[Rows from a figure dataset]
···
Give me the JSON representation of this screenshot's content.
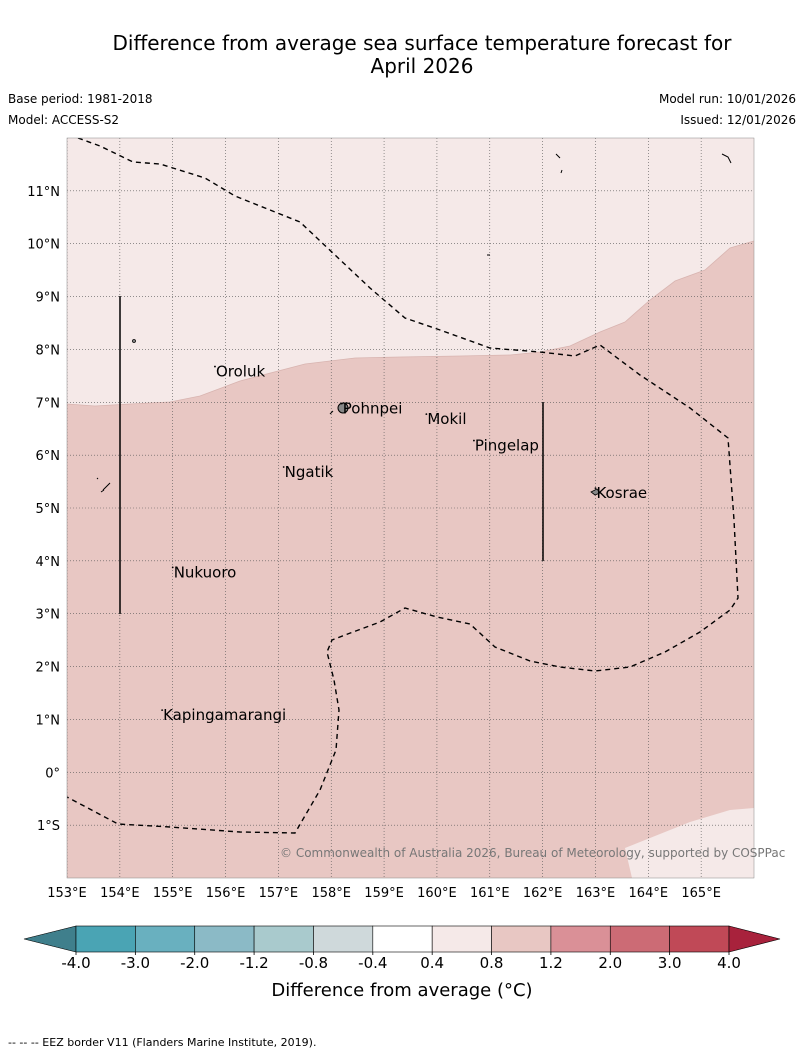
{
  "title": {
    "line1": "Difference from average sea surface temperature forecast for",
    "line2": "April 2026"
  },
  "meta": {
    "base_period": "Base period: 1981-2018",
    "model": "Model: ACCESS-S2",
    "model_run": "Model run: 10/01/2026",
    "issued": "Issued: 12/01/2026"
  },
  "map": {
    "lat_labels": [
      "11°N",
      "10°N",
      "9°N",
      "8°N",
      "7°N",
      "6°N",
      "5°N",
      "4°N",
      "3°N",
      "2°N",
      "1°N",
      "0°",
      "1°S"
    ],
    "lat_values": [
      11,
      10,
      9,
      8,
      7,
      6,
      5,
      4,
      3,
      2,
      1,
      0,
      -1
    ],
    "lon_labels": [
      "153°E",
      "154°E",
      "155°E",
      "156°E",
      "157°E",
      "158°E",
      "159°E",
      "160°E",
      "161°E",
      "162°E",
      "163°E",
      "164°E",
      "165°E"
    ],
    "lon_values": [
      153,
      154,
      155,
      156,
      157,
      158,
      159,
      160,
      161,
      162,
      163,
      164,
      165
    ],
    "places": [
      {
        "name": "Oroluk",
        "lon": 155.8,
        "lat": 7.6
      },
      {
        "name": "Pohnpei",
        "lon": 158.2,
        "lat": 6.9
      },
      {
        "name": "Mokil",
        "lon": 159.8,
        "lat": 6.7
      },
      {
        "name": "Pingelap",
        "lon": 160.7,
        "lat": 6.2
      },
      {
        "name": "Ngatik",
        "lon": 157.1,
        "lat": 5.7
      },
      {
        "name": "Kosrae",
        "lon": 163.0,
        "lat": 5.3
      },
      {
        "name": "Nukuoro",
        "lon": 155.0,
        "lat": 3.8
      },
      {
        "name": "Kapingamarangi",
        "lon": 154.8,
        "lat": 1.1
      }
    ],
    "copyright": "© Commonwealth of Australia 2026, Bureau of Meteorology, supported by COSPPac"
  },
  "colorbar": {
    "tick_labels": [
      "-4.0",
      "-3.0",
      "-2.0",
      "-1.2",
      "-0.8",
      "-0.4",
      "0.4",
      "0.8",
      "1.2",
      "2.0",
      "3.0",
      "4.0"
    ],
    "colors": [
      "#3f7f8c",
      "#4aa4b4",
      "#69b0bf",
      "#8bbac6",
      "#a9cacd",
      "#cfd9db",
      "#ffffff",
      "#f5e9e8",
      "#e8c7c3",
      "#da9097",
      "#cc6b75",
      "#c04957",
      "#a8223c"
    ],
    "title": "Difference from average (°C)"
  },
  "chart_data": {
    "type": "map",
    "title": "Difference from average sea surface temperature forecast for April 2026",
    "extent": {
      "lon": [
        153,
        166
      ],
      "lat": [
        -2,
        12
      ]
    },
    "regions": [
      {
        "category": "0.4 to 0.8",
        "color": "#f5e9e8",
        "description": "north of ~8°N"
      },
      {
        "category": "0.8 to 1.2",
        "color": "#e8c7c3",
        "description": "most of domain"
      },
      {
        "category": "0.4 to 0.8",
        "color": "#f5e9e8",
        "description": "south-east corner"
      }
    ]
  },
  "footer": {
    "eez_note": "--  --  -- EEZ border V11 (Flanders Marine Institute, 2019)."
  }
}
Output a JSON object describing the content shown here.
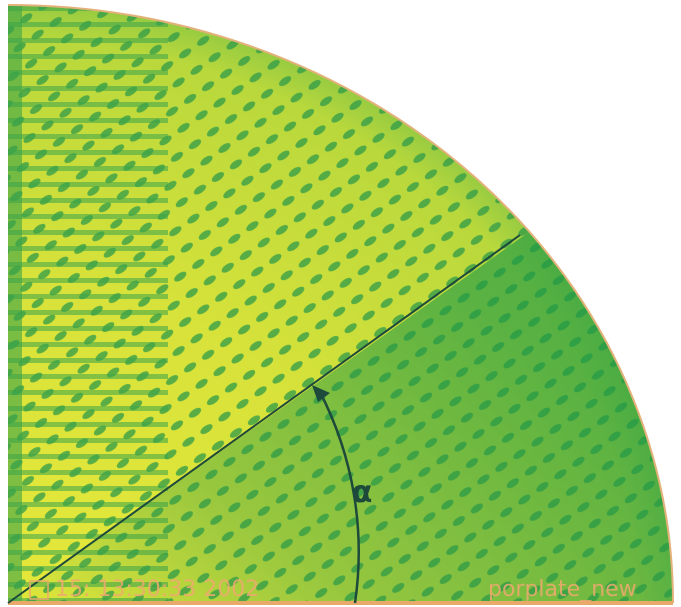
{
  "image": {
    "angle_label": "α",
    "timestamp": "15: 13:30:33 2002",
    "filename": "porplate_new"
  }
}
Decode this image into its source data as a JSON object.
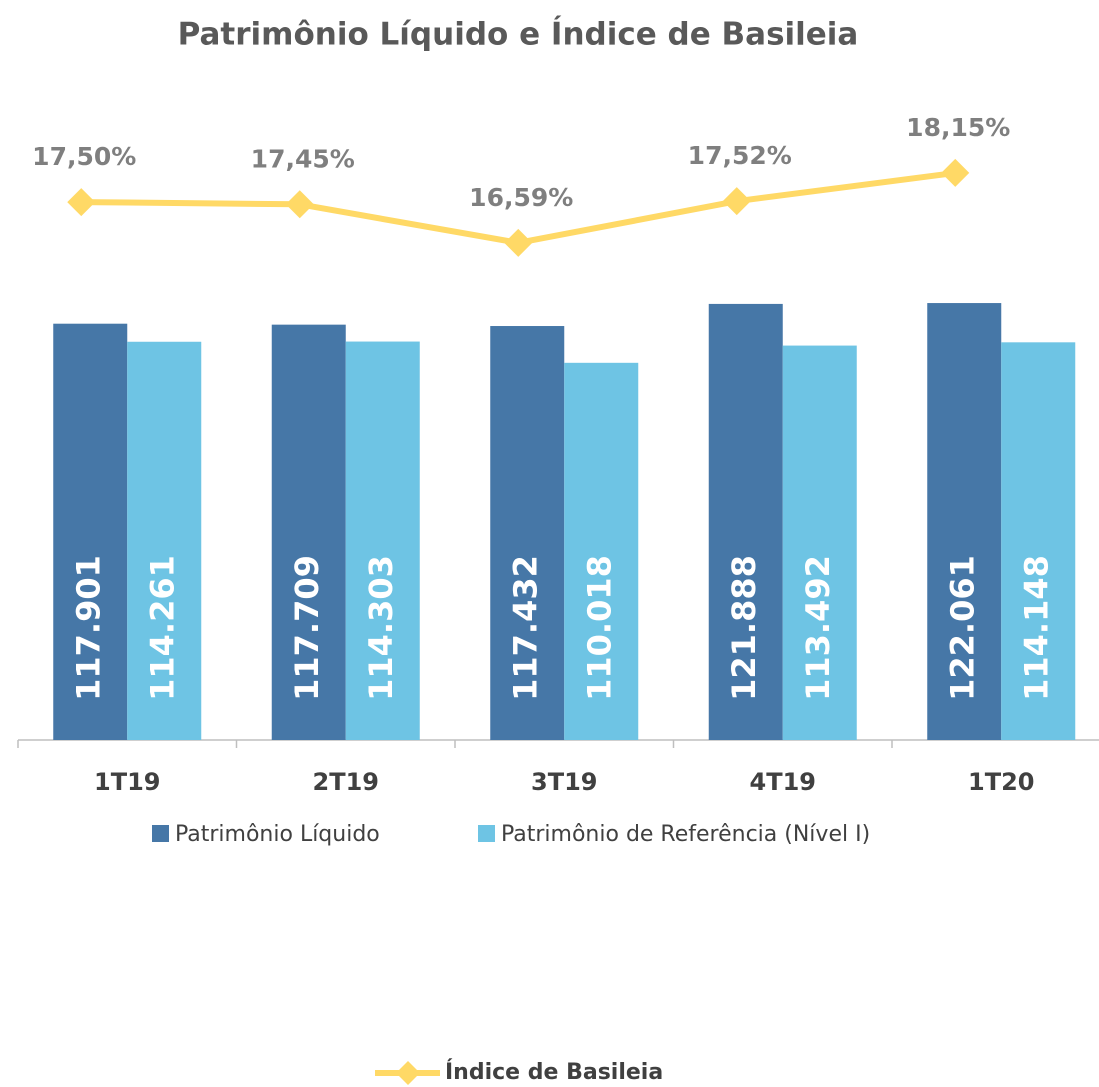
{
  "chart_data": {
    "type": "bar-line",
    "title": "Patrimônio Líquido e Índice de Basileia",
    "categories": [
      "1T19",
      "2T19",
      "3T19",
      "4T19",
      "1T20"
    ],
    "series": [
      {
        "name": "Patrimônio Líquido",
        "type": "bar",
        "color": "#4677a7",
        "values": [
          117.901,
          117.709,
          117.432,
          121.888,
          122.061
        ],
        "value_labels": [
          "117.901",
          "117.709",
          "117.432",
          "121.888",
          "122.061"
        ],
        "label_color": "#ffffff"
      },
      {
        "name": "Patrimônio de Referência (Nível I)",
        "type": "bar",
        "color": "#6ec4e4",
        "values": [
          114.261,
          114.303,
          110.018,
          113.492,
          114.148
        ],
        "value_labels": [
          "114.261",
          "114.303",
          "110.018",
          "113.492",
          "114.148"
        ],
        "label_color": "#ffffff"
      },
      {
        "name": "Índice de Basileia",
        "type": "line",
        "axis": "y2",
        "color": "#ffd966",
        "values": [
          17.5,
          17.45,
          16.59,
          17.52,
          18.15
        ],
        "value_labels": [
          "17,50%",
          "17,45%",
          "16,59%",
          "17,52%",
          "18,15%"
        ]
      }
    ],
    "ylim": [
      34,
      165
    ],
    "y2lim": [
      5.5,
      20
    ],
    "legend": "bottom"
  }
}
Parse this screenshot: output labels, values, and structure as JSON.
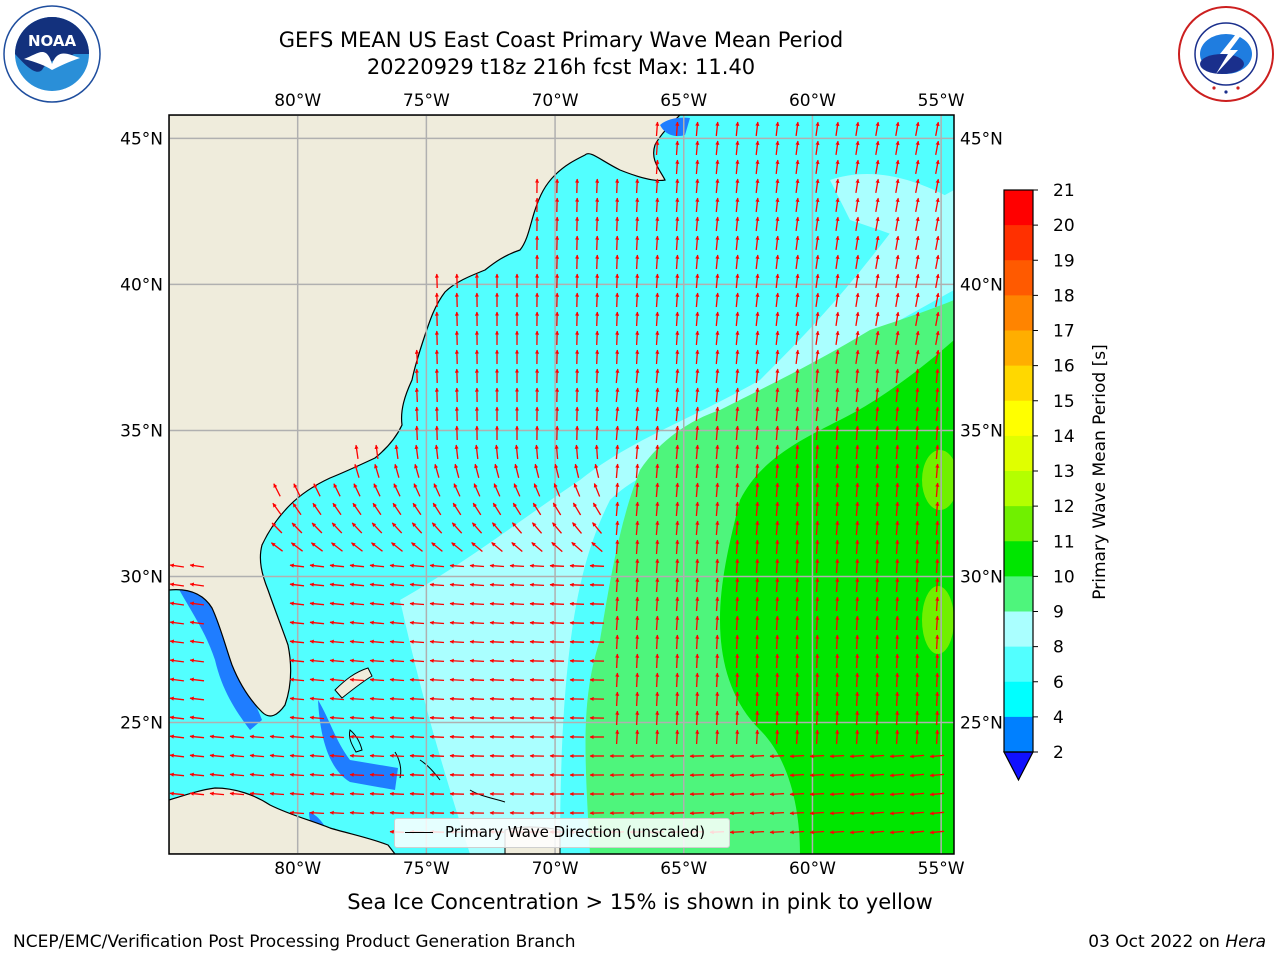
{
  "title": {
    "line1": "GEFS MEAN US East Coast Primary Wave Mean Period",
    "line2": "20220929 t18z 216h fcst   Max: 11.40"
  },
  "logos": {
    "left": {
      "name": "noaa-logo",
      "text": "NOAA",
      "ring_text": "NATIONAL OCEANIC AND ATMOSPHERIC ADMINISTRATION · U.S. DEPARTMENT OF COMMERCE"
    },
    "right": {
      "name": "nws-logo",
      "ring_text": "NATIONAL WEATHER SERVICE"
    }
  },
  "map": {
    "lon_ticks": [
      "80°W",
      "75°W",
      "70°W",
      "65°W",
      "60°W",
      "55°W"
    ],
    "lat_ticks": [
      "45°N",
      "40°N",
      "35°N",
      "30°N",
      "25°N"
    ],
    "lon_values": [
      -80,
      -75,
      -70,
      -65,
      -60,
      -55
    ],
    "lat_values": [
      45,
      40,
      35,
      30,
      25
    ],
    "lon_range": [
      -85,
      -54.5
    ],
    "lat_range": [
      20.5,
      45.8
    ],
    "land_color": "#efecdc",
    "arrow_color": "#ff0000",
    "grid_color": "#b0b0b0"
  },
  "legend": {
    "label": "Primary Wave Direction (unscaled)"
  },
  "colorbar": {
    "label": "Primary Wave Mean Period [s]",
    "levels": [
      "21",
      "20",
      "19",
      "18",
      "17",
      "16",
      "15",
      "14",
      "13",
      "12",
      "11",
      "10",
      "9",
      "8",
      "6",
      "4",
      "2"
    ],
    "colors": [
      "#ff0000",
      "#ff3000",
      "#ff5a00",
      "#ff8400",
      "#ffae00",
      "#ffd800",
      "#ffff00",
      "#e0ff00",
      "#b4ff00",
      "#70f000",
      "#00e600",
      "#4ef57c",
      "#aaffff",
      "#52ffff",
      "#00ffff",
      "#0080ff"
    ],
    "under_color": "#1010ff"
  },
  "note": "Sea Ice Concentration > 15% is shown in pink to yellow",
  "footer": {
    "left": "NCEP/EMC/Verification Post Processing Product Generation Branch",
    "date": "03 Oct 2022 on ",
    "host": "Hera"
  }
}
···
■ **What the task asks**:
Copy every single line of the material above that holds "forecast".

■ **Output of the exercise**:
    "line1": "Difference from average sea surface temperature forecast for",
    "title": "Difference from average sea surface temperature forecast for April 2026",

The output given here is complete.